╭──

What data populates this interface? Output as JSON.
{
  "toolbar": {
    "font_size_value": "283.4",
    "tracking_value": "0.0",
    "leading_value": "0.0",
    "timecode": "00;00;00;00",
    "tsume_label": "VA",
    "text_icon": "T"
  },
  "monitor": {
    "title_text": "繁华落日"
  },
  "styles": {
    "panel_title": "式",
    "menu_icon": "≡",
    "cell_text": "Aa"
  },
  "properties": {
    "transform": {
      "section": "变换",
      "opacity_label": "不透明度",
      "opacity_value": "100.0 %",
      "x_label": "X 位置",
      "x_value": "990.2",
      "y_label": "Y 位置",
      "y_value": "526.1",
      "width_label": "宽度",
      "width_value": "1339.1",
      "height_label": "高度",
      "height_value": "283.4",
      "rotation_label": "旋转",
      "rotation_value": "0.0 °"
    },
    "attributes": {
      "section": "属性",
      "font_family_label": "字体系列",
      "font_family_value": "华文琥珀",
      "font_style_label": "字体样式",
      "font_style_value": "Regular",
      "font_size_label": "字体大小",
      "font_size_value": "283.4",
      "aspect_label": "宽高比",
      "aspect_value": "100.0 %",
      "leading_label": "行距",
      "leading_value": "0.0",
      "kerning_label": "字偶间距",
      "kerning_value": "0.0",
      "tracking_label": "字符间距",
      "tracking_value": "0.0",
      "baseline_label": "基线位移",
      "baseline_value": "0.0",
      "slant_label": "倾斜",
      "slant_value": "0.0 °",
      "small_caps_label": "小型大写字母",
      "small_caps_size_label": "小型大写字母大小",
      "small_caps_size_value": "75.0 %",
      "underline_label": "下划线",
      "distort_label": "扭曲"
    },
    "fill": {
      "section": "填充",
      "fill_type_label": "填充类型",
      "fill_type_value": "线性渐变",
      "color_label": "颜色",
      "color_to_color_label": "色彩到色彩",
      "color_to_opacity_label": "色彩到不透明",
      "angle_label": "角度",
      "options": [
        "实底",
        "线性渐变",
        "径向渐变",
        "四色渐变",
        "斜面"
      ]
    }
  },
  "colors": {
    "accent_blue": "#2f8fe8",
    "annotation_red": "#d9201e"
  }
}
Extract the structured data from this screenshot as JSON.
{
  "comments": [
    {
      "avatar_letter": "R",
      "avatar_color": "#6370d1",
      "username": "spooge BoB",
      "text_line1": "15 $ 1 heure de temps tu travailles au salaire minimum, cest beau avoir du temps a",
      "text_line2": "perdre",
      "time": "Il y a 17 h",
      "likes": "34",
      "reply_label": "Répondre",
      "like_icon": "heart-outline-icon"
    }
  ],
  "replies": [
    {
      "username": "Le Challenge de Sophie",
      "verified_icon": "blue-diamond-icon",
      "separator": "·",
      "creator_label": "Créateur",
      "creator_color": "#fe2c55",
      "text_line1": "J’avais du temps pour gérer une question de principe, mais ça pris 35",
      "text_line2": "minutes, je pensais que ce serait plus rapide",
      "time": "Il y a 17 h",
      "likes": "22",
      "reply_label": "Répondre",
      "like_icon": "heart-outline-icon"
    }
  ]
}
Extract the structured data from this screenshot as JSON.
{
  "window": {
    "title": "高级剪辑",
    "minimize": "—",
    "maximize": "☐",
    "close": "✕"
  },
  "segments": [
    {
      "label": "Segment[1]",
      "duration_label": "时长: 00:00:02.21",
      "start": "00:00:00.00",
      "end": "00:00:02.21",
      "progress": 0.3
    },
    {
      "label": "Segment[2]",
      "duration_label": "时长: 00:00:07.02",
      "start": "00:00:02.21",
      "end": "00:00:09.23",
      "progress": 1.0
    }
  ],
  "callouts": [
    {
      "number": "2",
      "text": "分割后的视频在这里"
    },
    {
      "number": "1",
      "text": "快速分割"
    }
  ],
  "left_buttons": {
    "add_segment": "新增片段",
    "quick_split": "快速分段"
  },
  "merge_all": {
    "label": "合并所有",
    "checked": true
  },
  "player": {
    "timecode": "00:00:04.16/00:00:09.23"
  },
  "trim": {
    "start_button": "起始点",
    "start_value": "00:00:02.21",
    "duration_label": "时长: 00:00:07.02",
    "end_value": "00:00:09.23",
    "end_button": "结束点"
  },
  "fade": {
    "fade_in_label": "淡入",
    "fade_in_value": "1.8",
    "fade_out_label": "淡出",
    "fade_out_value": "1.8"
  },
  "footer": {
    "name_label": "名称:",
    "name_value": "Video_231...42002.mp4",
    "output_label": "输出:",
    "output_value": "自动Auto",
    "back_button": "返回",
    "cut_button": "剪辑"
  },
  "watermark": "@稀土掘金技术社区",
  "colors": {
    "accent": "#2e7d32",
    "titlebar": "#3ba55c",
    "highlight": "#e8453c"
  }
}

╰──

● Given problem: Above are the records; retype them all without a single difference.

● Response to this exercise:
What data populates this interface? Output as JSON.
{
  "toolbar": {
    "font_size_value": "283.4",
    "tracking_value": "0.0",
    "leading_value": "0.0",
    "timecode": "00;00;00;00",
    "tsume_label": "VA",
    "text_icon": "T"
  },
  "monitor": {
    "title_text": "繁华落日"
  },
  "styles": {
    "panel_title": "式",
    "menu_icon": "≡",
    "cell_text": "Aa"
  },
  "properties": {
    "transform": {
      "section": "变换",
      "opacity_label": "不透明度",
      "opacity_value": "100.0 %",
      "x_label": "X 位置",
      "x_value": "990.2",
      "y_label": "Y 位置",
      "y_value": "526.1",
      "width_label": "宽度",
      "width_value": "1339.1",
      "height_label": "高度",
      "height_value": "283.4",
      "rotation_label": "旋转",
      "rotation_value": "0.0 °"
    },
    "attributes": {
      "section": "属性",
      "font_family_label": "字体系列",
      "font_family_value": "华文琥珀",
      "font_style_label": "字体样式",
      "font_style_value": "Regular",
      "font_size_label": "字体大小",
      "font_size_value": "283.4",
      "aspect_label": "宽高比",
      "aspect_value": "100.0 %",
      "leading_label": "行距",
      "leading_value": "0.0",
      "kerning_label": "字偶间距",
      "kerning_value": "0.0",
      "tracking_label": "字符间距",
      "tracking_value": "0.0",
      "baseline_label": "基线位移",
      "baseline_value": "0.0",
      "slant_label": "倾斜",
      "slant_value": "0.0 °",
      "small_caps_label": "小型大写字母",
      "small_caps_size_label": "小型大写字母大小",
      "small_caps_size_value": "75.0 %",
      "underline_label": "下划线",
      "distort_label": "扭曲"
    },
    "fill": {
      "section": "填充",
      "fill_type_label": "填充类型",
      "fill_type_value": "线性渐变",
      "color_label": "颜色",
      "color_to_color_label": "色彩到色彩",
      "color_to_opacity_label": "色彩到不透明",
      "angle_label": "角度",
      "options": [
        "实底",
        "线性渐变",
        "径向渐变",
        "四色渐变",
        "斜面"
      ]
    }
  },
  "colors": {
    "accent_blue": "#2f8fe8",
    "annotation_red": "#d9201e"
  }
}
Extract the structured data from this screenshot as JSON.
{
  "comments": [
    {
      "avatar_letter": "R",
      "avatar_color": "#6370d1",
      "username": "spooge BoB",
      "text_line1": "15 $ 1 heure de temps tu travailles au salaire minimum, cest beau avoir du temps a",
      "text_line2": "perdre",
      "time": "Il y a 17 h",
      "likes": "34",
      "reply_label": "Répondre",
      "like_icon": "heart-outline-icon"
    }
  ],
  "replies": [
    {
      "username": "Le Challenge de Sophie",
      "verified_icon": "blue-diamond-icon",
      "separator": "·",
      "creator_label": "Créateur",
      "creator_color": "#fe2c55",
      "text_line1": "J’avais du temps pour gérer une question de principe, mais ça pris 35",
      "text_line2": "minutes, je pensais que ce serait plus rapide",
      "time": "Il y a 17 h",
      "likes": "22",
      "reply_label": "Répondre",
      "like_icon": "heart-outline-icon"
    }
  ]
}
Extract the structured data from this screenshot as JSON.
{
  "window": {
    "title": "高级剪辑",
    "minimize": "—",
    "maximize": "☐",
    "close": "✕"
  },
  "segments": [
    {
      "label": "Segment[1]",
      "duration_label": "时长: 00:00:02.21",
      "start": "00:00:00.00",
      "end": "00:00:02.21",
      "progress": 0.3
    },
    {
      "label": "Segment[2]",
      "duration_label": "时长: 00:00:07.02",
      "start": "00:00:02.21",
      "end": "00:00:09.23",
      "progress": 1.0
    }
  ],
  "callouts": [
    {
      "number": "2",
      "text": "分割后的视频在这里"
    },
    {
      "number": "1",
      "text": "快速分割"
    }
  ],
  "left_buttons": {
    "add_segment": "新增片段",
    "quick_split": "快速分段"
  },
  "merge_all": {
    "label": "合并所有",
    "checked": true
  },
  "player": {
    "timecode": "00:00:04.16/00:00:09.23"
  },
  "trim": {
    "start_button": "起始点",
    "start_value": "00:00:02.21",
    "duration_label": "时长: 00:00:07.02",
    "end_value": "00:00:09.23",
    "end_button": "结束点"
  },
  "fade": {
    "fade_in_label": "淡入",
    "fade_in_value": "1.8",
    "fade_out_label": "淡出",
    "fade_out_value": "1.8"
  },
  "footer": {
    "name_label": "名称:",
    "name_value": "Video_231...42002.mp4",
    "output_label": "输出:",
    "output_value": "自动Auto",
    "back_button": "返回",
    "cut_button": "剪辑"
  },
  "watermark": "@稀土掘金技术社区",
  "colors": {
    "accent": "#2e7d32",
    "titlebar": "#3ba55c",
    "highlight": "#e8453c"
  }
}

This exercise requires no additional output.